[Spatial layout entries]

>>>>>

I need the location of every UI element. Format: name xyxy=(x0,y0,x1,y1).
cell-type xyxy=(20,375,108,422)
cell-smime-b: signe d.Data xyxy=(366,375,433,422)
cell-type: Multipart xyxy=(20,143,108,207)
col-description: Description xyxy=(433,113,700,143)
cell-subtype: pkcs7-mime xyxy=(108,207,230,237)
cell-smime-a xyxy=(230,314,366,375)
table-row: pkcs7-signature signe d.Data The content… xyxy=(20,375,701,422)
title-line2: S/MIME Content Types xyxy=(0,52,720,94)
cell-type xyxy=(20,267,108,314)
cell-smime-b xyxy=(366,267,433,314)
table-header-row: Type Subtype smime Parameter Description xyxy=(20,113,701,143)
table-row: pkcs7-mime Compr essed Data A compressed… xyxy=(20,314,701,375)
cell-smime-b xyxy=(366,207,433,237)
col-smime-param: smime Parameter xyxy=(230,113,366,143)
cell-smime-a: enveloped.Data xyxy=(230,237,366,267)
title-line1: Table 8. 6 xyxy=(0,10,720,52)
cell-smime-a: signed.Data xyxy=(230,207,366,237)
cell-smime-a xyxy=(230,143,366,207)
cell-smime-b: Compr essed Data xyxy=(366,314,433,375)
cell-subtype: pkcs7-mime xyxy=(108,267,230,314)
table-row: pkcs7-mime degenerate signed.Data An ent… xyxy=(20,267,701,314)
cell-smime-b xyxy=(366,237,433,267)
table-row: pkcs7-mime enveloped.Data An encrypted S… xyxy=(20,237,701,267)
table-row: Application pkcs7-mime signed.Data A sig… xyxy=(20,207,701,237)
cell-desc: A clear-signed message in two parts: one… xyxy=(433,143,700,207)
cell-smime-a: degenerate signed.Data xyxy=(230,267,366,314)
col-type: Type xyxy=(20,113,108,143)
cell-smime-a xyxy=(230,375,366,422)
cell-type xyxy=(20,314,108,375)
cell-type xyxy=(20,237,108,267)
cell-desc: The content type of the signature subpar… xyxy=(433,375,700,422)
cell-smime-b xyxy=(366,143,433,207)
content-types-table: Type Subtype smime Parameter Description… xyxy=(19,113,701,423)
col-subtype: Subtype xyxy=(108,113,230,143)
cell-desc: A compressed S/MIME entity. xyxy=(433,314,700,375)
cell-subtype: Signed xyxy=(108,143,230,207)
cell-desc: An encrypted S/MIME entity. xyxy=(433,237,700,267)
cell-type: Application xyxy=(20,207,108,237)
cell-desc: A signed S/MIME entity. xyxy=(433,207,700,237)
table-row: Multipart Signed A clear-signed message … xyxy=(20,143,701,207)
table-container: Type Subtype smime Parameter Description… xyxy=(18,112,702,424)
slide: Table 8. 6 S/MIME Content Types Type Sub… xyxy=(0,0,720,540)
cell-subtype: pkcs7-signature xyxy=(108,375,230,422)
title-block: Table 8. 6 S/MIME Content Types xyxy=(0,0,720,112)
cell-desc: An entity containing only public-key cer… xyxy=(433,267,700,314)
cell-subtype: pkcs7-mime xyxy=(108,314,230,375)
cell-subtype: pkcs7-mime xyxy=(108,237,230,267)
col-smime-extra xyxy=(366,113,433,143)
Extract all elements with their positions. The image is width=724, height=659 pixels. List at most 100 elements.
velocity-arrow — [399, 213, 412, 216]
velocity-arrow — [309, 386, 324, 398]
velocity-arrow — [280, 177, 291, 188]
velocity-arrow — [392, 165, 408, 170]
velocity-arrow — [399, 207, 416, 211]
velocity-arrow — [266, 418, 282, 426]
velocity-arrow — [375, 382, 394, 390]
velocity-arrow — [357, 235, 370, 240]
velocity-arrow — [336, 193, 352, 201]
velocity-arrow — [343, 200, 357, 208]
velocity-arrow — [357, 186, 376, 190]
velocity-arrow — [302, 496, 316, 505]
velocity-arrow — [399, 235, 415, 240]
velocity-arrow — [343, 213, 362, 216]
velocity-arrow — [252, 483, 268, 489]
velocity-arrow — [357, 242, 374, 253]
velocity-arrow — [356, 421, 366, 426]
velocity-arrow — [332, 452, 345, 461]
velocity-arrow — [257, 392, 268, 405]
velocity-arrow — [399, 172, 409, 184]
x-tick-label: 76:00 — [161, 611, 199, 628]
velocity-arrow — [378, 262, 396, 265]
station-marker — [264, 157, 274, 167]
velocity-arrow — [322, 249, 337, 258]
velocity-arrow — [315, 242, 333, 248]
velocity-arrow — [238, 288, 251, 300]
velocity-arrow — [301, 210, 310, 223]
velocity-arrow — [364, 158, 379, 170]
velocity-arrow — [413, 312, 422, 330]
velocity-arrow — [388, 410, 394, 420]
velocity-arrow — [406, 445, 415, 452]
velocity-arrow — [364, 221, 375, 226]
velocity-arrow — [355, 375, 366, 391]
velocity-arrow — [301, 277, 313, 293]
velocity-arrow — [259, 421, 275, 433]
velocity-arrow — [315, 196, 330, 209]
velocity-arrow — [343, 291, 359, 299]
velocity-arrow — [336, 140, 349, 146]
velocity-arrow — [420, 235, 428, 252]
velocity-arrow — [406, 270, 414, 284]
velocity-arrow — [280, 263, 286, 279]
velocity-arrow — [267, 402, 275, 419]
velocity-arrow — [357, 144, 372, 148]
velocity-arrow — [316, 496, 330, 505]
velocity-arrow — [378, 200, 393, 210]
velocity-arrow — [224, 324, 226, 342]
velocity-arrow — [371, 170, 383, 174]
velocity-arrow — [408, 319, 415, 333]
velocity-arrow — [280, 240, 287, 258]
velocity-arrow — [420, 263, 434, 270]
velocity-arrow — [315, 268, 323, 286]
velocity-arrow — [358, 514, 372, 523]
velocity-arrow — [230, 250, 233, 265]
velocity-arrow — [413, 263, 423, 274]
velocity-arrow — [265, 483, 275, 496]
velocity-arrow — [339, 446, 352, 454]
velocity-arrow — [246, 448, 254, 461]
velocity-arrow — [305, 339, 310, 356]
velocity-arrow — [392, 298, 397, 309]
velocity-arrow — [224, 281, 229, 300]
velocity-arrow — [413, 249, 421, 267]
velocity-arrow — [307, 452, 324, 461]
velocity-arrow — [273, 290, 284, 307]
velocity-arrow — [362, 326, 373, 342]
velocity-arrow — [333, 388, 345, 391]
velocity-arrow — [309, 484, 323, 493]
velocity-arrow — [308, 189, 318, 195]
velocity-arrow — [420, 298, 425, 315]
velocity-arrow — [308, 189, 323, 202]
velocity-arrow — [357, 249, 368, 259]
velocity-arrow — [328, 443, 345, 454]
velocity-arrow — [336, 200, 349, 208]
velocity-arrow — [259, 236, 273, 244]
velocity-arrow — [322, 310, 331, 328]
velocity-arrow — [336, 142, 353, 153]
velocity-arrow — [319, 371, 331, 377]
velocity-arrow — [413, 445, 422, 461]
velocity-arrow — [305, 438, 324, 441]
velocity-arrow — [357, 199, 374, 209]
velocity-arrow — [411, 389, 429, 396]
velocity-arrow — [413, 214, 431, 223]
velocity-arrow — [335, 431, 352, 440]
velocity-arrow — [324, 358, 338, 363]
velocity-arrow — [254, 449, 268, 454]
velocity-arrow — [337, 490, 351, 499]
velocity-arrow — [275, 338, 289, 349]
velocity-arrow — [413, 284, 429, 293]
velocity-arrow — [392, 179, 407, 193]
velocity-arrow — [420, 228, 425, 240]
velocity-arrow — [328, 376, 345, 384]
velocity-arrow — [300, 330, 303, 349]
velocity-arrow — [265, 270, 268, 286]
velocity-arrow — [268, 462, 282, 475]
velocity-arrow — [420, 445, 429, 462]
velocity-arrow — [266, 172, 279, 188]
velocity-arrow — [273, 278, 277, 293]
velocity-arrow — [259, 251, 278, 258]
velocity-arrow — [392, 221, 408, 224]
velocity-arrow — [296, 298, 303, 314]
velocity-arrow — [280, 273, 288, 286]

<<<<<

- Exercise requirements:
Copy the items from the first line through the line containing "cell-subtype: Signed xyxy=(108,143,230,207)", with both ends included. Switch "pkcs7-mime" to "x-pkcs7-mime" wherever it appears, and leave everything else as it is.

- Result of the exercise:
I need the location of every UI element. Format: name xyxy=(x0,y0,x1,y1).
cell-type xyxy=(20,375,108,422)
cell-smime-b: signe d.Data xyxy=(366,375,433,422)
cell-type: Multipart xyxy=(20,143,108,207)
col-description: Description xyxy=(433,113,700,143)
cell-subtype: x-pkcs7-mime xyxy=(108,207,230,237)
cell-smime-a xyxy=(230,314,366,375)
table-row: pkcs7-signature signe d.Data The content… xyxy=(20,375,701,422)
title-line2: S/MIME Content Types xyxy=(0,52,720,94)
cell-type xyxy=(20,267,108,314)
cell-smime-b xyxy=(366,267,433,314)
table-header-row: Type Subtype smime Parameter Description xyxy=(20,113,701,143)
table-row: x-pkcs7-mime Compr essed Data A compressed… xyxy=(20,314,701,375)
cell-smime-b xyxy=(366,207,433,237)
col-smime-param: smime Parameter xyxy=(230,113,366,143)
cell-smime-a: enveloped.Data xyxy=(230,237,366,267)
title-line1: Table 8. 6 xyxy=(0,10,720,52)
cell-smime-a: signed.Data xyxy=(230,207,366,237)
cell-smime-a xyxy=(230,143,366,207)
cell-smime-b: Compr essed Data xyxy=(366,314,433,375)
cell-subtype: x-pkcs7-mime xyxy=(108,267,230,314)
table-row: x-pkcs7-mime degenerate signed.Data An ent… xyxy=(20,267,701,314)
cell-smime-b xyxy=(366,237,433,267)
table-row: x-pkcs7-mime enveloped.Data An encrypted S… xyxy=(20,237,701,267)
table-row: Application x-pkcs7-mime signed.Data A sig… xyxy=(20,207,701,237)
cell-desc: A clear-signed message in two parts: one… xyxy=(433,143,700,207)
cell-smime-a: degenerate signed.Data xyxy=(230,267,366,314)
col-type: Type xyxy=(20,113,108,143)
cell-smime-a xyxy=(230,375,366,422)
cell-type xyxy=(20,314,108,375)
cell-type xyxy=(20,237,108,267)
cell-desc: The content type of the signature subpar… xyxy=(433,375,700,422)
cell-smime-b xyxy=(366,143,433,207)
content-types-table: Type Subtype smime Parameter Description… xyxy=(19,113,701,423)
col-subtype: Subtype xyxy=(108,113,230,143)
cell-desc: A compressed S/MIME entity. xyxy=(433,314,700,375)
cell-subtype: Signed xyxy=(108,143,230,207)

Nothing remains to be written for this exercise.